> WHAT YOU ARE ASKED TO DO:
Below are some entries. Copy each line that holds the string "Transcribe".

▬▬▬▬▬▬▬▬▬▬

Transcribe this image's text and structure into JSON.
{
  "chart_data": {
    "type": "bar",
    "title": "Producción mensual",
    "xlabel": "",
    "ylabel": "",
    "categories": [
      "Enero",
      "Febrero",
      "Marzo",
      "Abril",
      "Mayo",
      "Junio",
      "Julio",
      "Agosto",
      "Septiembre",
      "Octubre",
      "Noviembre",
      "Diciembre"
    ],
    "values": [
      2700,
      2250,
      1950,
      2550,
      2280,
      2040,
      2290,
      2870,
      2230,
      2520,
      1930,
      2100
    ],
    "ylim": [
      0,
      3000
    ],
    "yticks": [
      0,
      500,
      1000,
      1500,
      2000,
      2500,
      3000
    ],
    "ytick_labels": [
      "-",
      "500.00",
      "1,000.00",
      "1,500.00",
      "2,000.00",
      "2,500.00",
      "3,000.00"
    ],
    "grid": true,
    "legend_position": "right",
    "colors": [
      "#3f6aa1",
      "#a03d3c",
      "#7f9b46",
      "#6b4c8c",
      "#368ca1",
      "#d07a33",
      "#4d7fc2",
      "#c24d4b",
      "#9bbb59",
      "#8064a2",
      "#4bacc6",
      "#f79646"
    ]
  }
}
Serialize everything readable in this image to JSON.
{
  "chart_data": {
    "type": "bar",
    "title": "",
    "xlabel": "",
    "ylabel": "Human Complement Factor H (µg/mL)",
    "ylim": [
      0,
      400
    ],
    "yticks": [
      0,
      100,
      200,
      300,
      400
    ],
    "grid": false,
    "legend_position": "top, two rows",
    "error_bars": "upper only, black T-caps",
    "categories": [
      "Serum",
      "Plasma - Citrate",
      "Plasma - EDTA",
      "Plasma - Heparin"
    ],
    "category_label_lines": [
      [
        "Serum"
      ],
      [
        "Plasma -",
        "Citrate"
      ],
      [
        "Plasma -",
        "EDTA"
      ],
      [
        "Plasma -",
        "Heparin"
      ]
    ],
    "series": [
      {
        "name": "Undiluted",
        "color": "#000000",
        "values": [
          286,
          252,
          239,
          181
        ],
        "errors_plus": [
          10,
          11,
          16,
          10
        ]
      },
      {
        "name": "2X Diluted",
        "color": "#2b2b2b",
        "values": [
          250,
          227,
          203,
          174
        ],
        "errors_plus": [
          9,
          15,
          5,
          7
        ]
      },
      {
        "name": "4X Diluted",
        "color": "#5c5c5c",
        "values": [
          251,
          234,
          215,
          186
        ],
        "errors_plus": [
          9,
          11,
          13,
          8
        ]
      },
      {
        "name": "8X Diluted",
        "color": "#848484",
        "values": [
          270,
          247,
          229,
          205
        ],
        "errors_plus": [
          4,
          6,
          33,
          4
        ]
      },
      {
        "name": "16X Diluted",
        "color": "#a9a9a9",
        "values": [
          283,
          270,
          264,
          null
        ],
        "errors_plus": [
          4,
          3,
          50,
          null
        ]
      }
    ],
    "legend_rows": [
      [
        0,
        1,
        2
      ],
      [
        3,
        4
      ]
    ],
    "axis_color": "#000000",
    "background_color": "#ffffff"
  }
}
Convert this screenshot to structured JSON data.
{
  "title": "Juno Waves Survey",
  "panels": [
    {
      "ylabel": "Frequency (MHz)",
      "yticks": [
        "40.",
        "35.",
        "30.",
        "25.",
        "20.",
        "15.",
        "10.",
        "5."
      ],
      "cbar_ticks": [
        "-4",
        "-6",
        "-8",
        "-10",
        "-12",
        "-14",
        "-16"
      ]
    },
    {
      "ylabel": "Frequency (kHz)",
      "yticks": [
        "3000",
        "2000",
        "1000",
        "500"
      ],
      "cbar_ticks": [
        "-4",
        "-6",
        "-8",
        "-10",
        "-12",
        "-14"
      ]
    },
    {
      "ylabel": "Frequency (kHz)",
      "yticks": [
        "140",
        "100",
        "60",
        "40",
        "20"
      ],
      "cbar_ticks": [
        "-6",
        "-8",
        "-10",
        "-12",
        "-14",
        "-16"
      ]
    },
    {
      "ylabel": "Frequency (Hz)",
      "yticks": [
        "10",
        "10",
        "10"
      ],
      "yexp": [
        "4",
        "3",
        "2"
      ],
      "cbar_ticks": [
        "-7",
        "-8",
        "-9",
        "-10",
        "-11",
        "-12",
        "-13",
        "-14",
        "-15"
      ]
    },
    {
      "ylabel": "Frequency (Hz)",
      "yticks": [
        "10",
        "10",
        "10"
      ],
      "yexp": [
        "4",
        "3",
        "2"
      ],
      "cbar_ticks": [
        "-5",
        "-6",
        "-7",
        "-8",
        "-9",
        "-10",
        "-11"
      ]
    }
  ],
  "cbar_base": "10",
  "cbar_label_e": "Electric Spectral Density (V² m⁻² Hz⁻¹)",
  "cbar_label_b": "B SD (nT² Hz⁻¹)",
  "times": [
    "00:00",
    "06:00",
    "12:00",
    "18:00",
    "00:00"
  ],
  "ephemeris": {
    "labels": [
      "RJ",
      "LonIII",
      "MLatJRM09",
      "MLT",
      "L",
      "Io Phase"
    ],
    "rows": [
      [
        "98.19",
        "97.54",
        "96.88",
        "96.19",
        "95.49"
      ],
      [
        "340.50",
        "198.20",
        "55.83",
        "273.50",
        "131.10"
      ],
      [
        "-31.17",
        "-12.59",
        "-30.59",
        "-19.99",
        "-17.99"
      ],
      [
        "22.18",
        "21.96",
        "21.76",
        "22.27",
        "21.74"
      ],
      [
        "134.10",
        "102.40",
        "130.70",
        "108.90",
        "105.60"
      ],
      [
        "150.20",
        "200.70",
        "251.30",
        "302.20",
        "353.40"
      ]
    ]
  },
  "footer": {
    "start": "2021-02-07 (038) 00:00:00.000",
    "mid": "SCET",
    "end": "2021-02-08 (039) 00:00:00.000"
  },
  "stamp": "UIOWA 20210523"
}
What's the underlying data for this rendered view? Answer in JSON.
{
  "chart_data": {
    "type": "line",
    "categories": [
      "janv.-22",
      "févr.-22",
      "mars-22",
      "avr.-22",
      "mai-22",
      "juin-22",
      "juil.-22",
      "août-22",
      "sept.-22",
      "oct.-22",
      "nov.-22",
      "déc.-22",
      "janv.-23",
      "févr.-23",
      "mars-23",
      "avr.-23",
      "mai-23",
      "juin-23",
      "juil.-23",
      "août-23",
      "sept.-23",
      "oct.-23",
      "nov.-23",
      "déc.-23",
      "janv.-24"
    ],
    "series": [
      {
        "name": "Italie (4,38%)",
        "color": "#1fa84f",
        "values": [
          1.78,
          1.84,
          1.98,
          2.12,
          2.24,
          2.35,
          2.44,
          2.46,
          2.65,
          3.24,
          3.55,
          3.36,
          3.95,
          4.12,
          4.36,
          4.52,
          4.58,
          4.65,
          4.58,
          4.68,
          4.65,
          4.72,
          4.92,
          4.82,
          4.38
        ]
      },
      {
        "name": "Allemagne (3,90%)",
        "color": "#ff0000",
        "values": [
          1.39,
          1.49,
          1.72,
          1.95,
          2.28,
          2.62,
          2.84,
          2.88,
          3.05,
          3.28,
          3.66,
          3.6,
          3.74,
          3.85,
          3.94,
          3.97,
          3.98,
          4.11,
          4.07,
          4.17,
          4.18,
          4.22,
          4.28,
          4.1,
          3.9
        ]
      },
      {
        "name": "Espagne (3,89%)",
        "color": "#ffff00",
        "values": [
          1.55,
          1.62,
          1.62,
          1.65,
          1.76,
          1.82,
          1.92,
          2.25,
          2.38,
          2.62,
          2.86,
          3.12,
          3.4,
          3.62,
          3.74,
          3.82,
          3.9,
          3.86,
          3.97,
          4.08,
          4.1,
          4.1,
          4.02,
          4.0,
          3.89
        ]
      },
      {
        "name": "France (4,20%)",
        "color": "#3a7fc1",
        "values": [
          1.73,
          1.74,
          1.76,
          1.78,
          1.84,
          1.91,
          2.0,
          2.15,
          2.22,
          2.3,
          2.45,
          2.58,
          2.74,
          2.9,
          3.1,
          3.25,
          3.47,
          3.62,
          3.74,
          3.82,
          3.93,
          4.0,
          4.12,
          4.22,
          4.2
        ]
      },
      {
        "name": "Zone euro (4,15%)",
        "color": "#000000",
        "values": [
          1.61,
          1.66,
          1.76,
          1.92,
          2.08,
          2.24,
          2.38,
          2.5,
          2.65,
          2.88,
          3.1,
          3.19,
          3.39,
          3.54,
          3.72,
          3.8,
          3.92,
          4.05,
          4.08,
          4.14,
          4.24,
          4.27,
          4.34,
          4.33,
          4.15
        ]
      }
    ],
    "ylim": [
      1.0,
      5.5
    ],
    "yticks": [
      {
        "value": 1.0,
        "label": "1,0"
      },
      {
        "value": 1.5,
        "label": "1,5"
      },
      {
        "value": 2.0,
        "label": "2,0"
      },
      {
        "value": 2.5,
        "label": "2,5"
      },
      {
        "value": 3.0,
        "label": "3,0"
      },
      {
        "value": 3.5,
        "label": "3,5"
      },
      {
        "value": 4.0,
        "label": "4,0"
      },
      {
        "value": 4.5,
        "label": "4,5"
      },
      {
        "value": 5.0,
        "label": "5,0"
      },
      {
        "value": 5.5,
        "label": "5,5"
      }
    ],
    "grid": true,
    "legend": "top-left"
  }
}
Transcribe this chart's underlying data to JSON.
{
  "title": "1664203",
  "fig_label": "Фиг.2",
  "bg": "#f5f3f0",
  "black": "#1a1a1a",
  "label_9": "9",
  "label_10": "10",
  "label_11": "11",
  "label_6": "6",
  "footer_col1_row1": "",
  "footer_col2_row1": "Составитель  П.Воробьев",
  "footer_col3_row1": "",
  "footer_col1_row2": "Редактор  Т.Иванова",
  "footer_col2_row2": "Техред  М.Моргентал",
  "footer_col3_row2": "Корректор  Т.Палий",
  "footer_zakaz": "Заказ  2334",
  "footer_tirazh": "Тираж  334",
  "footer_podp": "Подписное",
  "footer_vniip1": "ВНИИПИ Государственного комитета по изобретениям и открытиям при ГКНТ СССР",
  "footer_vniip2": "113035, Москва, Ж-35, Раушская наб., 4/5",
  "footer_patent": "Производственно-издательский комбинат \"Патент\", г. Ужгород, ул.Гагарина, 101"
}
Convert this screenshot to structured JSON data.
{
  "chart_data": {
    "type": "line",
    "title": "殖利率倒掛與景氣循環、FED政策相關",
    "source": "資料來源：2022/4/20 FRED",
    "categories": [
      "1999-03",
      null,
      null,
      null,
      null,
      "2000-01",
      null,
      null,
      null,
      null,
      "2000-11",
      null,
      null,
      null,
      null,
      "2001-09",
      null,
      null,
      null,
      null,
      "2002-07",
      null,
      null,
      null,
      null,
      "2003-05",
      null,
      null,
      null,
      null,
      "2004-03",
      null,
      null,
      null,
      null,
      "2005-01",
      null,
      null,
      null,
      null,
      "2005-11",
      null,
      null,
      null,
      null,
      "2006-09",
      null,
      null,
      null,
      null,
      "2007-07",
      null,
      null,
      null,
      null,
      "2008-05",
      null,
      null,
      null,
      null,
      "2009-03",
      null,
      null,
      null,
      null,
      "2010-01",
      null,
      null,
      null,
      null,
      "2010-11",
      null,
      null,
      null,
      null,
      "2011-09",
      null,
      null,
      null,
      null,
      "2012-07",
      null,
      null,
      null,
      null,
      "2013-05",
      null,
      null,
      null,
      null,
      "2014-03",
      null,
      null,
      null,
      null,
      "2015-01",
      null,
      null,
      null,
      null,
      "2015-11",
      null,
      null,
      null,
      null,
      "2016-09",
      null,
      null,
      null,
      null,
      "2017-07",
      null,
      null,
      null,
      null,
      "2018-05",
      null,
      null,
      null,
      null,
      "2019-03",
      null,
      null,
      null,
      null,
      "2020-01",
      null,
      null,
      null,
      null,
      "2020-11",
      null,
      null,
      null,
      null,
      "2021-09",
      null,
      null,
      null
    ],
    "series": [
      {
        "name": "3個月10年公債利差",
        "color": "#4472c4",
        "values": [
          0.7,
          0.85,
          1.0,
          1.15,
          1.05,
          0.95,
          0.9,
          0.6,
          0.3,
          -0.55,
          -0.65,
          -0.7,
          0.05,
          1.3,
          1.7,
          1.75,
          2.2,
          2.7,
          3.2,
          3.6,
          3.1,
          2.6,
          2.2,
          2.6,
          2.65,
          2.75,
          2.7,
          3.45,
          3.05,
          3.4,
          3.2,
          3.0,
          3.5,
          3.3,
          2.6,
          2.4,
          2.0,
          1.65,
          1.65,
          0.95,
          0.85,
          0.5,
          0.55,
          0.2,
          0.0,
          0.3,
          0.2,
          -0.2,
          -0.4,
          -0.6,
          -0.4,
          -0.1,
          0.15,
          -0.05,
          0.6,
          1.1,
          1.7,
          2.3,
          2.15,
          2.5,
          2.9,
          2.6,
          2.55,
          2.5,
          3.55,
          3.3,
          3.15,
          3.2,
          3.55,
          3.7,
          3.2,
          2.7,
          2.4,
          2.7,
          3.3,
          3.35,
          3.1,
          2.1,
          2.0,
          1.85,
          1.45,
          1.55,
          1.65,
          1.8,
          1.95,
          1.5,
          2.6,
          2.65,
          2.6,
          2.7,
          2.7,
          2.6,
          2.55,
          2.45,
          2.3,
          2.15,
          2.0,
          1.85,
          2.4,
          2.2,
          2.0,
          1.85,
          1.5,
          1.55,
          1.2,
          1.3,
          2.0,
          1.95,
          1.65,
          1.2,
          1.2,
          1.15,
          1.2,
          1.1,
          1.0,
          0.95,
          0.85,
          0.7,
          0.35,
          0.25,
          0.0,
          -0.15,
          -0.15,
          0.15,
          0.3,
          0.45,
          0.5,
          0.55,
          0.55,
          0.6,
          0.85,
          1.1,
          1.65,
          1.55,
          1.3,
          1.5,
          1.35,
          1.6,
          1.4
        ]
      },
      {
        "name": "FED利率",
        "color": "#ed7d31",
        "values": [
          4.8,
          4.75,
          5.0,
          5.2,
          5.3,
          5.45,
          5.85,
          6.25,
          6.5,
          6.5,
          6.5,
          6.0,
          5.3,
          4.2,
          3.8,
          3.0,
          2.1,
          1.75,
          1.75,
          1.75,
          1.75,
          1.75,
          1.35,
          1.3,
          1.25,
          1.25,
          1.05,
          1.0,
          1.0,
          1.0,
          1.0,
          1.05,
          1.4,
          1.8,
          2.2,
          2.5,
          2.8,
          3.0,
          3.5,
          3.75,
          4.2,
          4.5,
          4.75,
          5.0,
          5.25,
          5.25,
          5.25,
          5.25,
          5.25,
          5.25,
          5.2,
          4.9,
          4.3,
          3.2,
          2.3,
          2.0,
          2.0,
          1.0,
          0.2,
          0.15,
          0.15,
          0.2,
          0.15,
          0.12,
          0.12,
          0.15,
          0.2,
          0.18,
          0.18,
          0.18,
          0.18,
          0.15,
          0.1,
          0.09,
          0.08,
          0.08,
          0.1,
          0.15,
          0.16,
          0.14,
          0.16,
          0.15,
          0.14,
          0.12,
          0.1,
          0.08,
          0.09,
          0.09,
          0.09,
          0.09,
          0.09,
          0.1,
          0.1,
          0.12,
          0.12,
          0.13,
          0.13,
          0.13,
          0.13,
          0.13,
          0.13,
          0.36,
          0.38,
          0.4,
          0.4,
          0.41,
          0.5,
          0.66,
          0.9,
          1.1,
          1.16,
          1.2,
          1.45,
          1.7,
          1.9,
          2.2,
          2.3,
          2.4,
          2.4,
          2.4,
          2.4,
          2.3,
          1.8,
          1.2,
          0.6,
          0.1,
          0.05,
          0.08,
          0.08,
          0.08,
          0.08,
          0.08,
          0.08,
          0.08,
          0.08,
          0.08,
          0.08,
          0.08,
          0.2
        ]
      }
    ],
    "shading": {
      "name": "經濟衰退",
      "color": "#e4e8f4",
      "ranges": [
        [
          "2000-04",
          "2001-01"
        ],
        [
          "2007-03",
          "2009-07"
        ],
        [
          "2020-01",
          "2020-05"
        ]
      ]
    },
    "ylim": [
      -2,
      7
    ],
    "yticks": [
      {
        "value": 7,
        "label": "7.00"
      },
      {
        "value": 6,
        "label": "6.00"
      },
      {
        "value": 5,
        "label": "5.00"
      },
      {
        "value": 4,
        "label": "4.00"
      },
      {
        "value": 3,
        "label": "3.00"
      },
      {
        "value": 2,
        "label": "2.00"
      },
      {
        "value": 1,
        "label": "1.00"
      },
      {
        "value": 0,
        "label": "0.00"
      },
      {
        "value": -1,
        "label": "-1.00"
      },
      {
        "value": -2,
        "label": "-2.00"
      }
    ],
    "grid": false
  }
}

▬▬▬▬▬▬▬▬▬▬

> SOLUTION BELOW:
Transcribe this image's text and structure into JSON.
Transcribe this chart's underlying data to JSON.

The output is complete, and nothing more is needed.